→ What the task asks
Write the data out again, exactly as given.

→ Raw data
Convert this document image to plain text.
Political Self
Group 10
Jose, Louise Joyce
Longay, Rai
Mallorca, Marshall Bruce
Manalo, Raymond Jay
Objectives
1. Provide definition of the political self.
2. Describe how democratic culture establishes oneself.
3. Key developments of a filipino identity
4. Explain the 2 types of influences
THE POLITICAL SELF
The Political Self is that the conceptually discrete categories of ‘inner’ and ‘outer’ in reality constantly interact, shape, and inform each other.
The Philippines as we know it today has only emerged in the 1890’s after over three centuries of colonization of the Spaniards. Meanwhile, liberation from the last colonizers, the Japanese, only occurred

→ Solution
Convert this document image to plain text.
Political Self
Group 10
Jose, Louise Joyce
Longay, Rai
Mallorca, Marshall Bruce
Manalo, Raymond Jay
Objectives
1. Provide definition of the political self.
2. Describe how democratic culture establishes oneself.
3. Key developments of a filipino identity
4. Explain the 2 types of influences
THE POLITICAL SELF
The Political Self is that the conceptually discrete categories of ‘inner’ and ‘outer’ in reality constantly interact, shape, and inform each other.
The Philippines as we know it today has only emerged in the 1890’s after over three centuries of colonization of the Spaniards. Meanwhile, liberation from the last colonizers, the Japanese, only occurred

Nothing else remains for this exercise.